PROMPT -> Below is a block of records; reproduce all of them exactly and leave out any pictures.

(Source data)
[start]
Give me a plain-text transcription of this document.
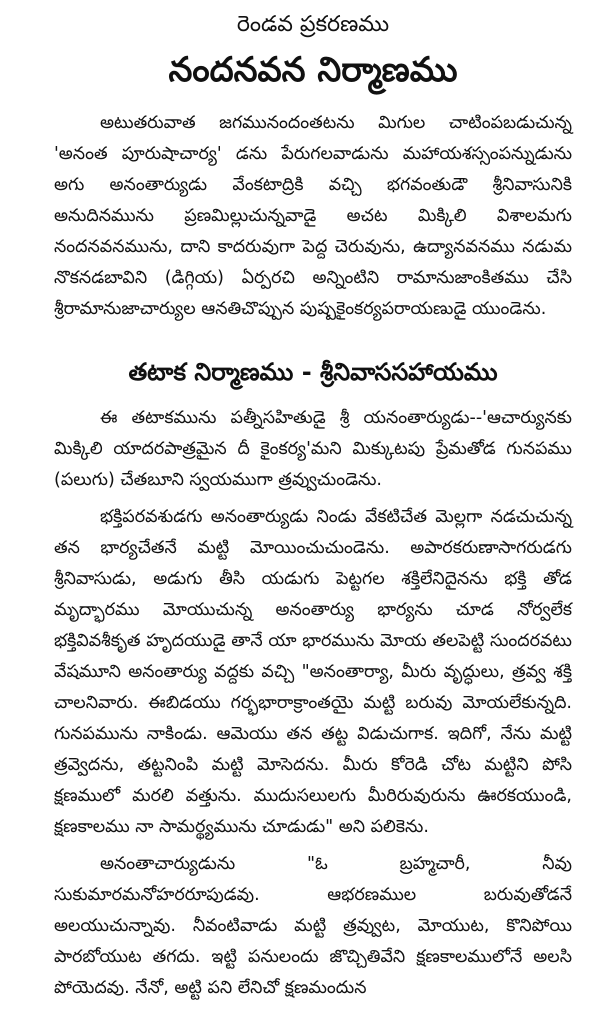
రెండవ ప్రకరణము
నందనవన నిర్మాణము

అటుతరువాత జగమునందంతటను మిగుల చాటింపబడుచున్న 'అనంత పూరుషాచార్య' డను పేరుగలవాడును మహాయశస్సంపన్నుడును అగు అనంతార్యుడు వేంకటాద్రికి వచ్చి భగవంతుడౌ శ్రీనివాసునికి అనుదినమును ప్రణమిల్లుచున్నవాడై అచట మిక్కిలి విశాలమగు నందనవనమును, దాని కాదరువుగా పెద్ద చెరువును, ఉద్యానవనము నడుమ నొకనడబావిని (డిగ్గియ) ఏర్పరచి అన్నింటిని రామానుజాంకితము చేసి శ్రీరామానుజాచార్యుల ఆనతిచొప్పున పుష్పకైంకర్యపరాయణుడై యుండెను.

తటాక నిర్మాణము - శ్రీనివాససహాయము

ఈ తటాకమును పత్నీసహితుడై శ్రీ యనంతార్యుడు--'ఆచార్యునకు మిక్కిలి యాదరపాత్రమైన దీ కైంకర్య'మని మిక్కుటపు ప్రేమతోడ గునపము (పలుగు) చేతబూని స్వయముగా త్రవ్వుచుండెను.

భక్తిపరవశుడగు అనంతార్యుడు నిండు వేకటిచేత మెల్లగా నడచుచున్న తన భార్యచేతనే మట్టి మోయించుచుండెను. అపారకరుణాసాగరుడగు శ్రీనివాసుడు, అడుగు తీసి యడుగు పెట్టగల శక్తిలేనిదైనను భక్తి తోడ మృద్భారము మోయుచున్న అనంతార్యు భార్యను చూడ నోర్వలేక భక్తివివశీకృత హృదయుడై తానే యా భారమును మోయ తలపెట్టి సుందరవటు వేషమూని అనంతార్యు వద్దకు వచ్చి "అనంతార్యా, మీరు వృద్ధులు, త్రవ్వ శక్తి చాలనివారు. ఈబిడయు గర్భభారాక్రాంతయై మట్టి బరువు మోయలేకున్నది. గునపమును నాకిండు. ఆమెయు తన తట్ట విడుచుగాక. ఇదిగో, నేను మట్టి త్రవ్వెదను, తట్టనింపి మట్టి మోసెదను. మీరు కోరెడి చోట మట్టిని పోసి క్షణములో మరలి వత్తును. ముదుసలులగు మీరిరువురును ఊరకయుండి, క్షణకాలము నా సామర్థ్యమును చూడుడు" అని పలికెను.

అనంతాచార్యుడును "ఓ బ్రహ్మచారీ, నీవు సుకుమారమనోహరరూపుడవు. ఆభరణముల బరువుతోడనే అలయుచున్నావు. నీవంటివాడు మట్టి త్రవ్వుట, మోయుట, కొనిపోయి పారబోయుట తగదు. ఇట్టి పనులందు జొచ్చితివేని క్షణకాలములోనే అలసి పోయెదవు. నేనో, అట్టి పని లేనిచో క్షణమందున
[end]
OUTPUT BELOW ->
Give me a plain-text transcription of this document.
రెండవ ప్రకరణము
నందనవన నిర్మాణము

అటుతరువాత జగమునందంతటను మిగుల చాటింపబడుచున్న 'అనంత పూరుషాచార్య' డను పేరుగలవాడును మహాయశస్సంపన్నుడును అగు అనంతార్యుడు వేంకటాద్రికి వచ్చి భగవంతుడౌ శ్రీనివాసునికి అనుదినమును ప్రణమిల్లుచున్నవాడై అచట మిక్కిలి విశాలమగు నందనవనమును, దాని కాదరువుగా పెద్ద చెరువును, ఉద్యానవనము నడుమ నొకనడబావిని (డిగ్గియ) ఏర్పరచి అన్నింటిని రామానుజాంకితము చేసి శ్రీరామానుజాచార్యుల ఆనతిచొప్పున పుష్పకైంకర్యపరాయణుడై యుండెను.

తటాక నిర్మాణము - శ్రీనివాససహాయము

ఈ తటాకమును పత్నీసహితుడై శ్రీ యనంతార్యుడు--'ఆచార్యునకు మిక్కిలి యాదరపాత్రమైన దీ కైంకర్య'మని మిక్కుటపు ప్రేమతోడ గునపము (పలుగు) చేతబూని స్వయముగా త్రవ్వుచుండెను.

భక్తిపరవశుడగు అనంతార్యుడు నిండు వేకటిచేత మెల్లగా నడచుచున్న తన భార్యచేతనే మట్టి మోయించుచుండెను. అపారకరుణాసాగరుడగు శ్రీనివాసుడు, అడుగు తీసి యడుగు పెట్టగల శక్తిలేనిదైనను భక్తి తోడ మృద్భారము మోయుచున్న అనంతార్యు భార్యను చూడ నోర్వలేక భక్తివివశీకృత హృదయుడై తానే యా భారమును మోయ తలపెట్టి సుందరవటు వేషమూని అనంతార్యు వద్దకు వచ్చి "అనంతార్యా, మీరు వృద్ధులు, త్రవ్వ శక్తి చాలనివారు. ఈబిడయు గర్భభారాక్రాంతయై మట్టి బరువు మోయలేకున్నది. గునపమును నాకిండు. ఆమెయు తన తట్ట విడుచుగాక. ఇదిగో, నేను మట్టి త్రవ్వెదను, తట్టనింపి మట్టి మోసెదను. మీరు కోరెడి చోట మట్టిని పోసి క్షణములో మరలి వత్తును. ముదుసలులగు మీరిరువురును ఊరకయుండి, క్షణకాలము నా సామర్థ్యమును చూడుడు" అని పలికెను.

అనంతాచార్యుడును "ఓ బ్రహ్మచారీ, నీవు సుకుమారమనోహరరూపుడవు. ఆభరణముల బరువుతోడనే అలయుచున్నావు. నీవంటివాడు మట్టి త్రవ్వుట, మోయుట, కొనిపోయి పారబోయుట తగదు. ఇట్టి పనులందు జొచ్చితివేని క్షణకాలములోనే అలసి పోయెదవు. నేనో, అట్టి పని లేనిచో క్షణమందున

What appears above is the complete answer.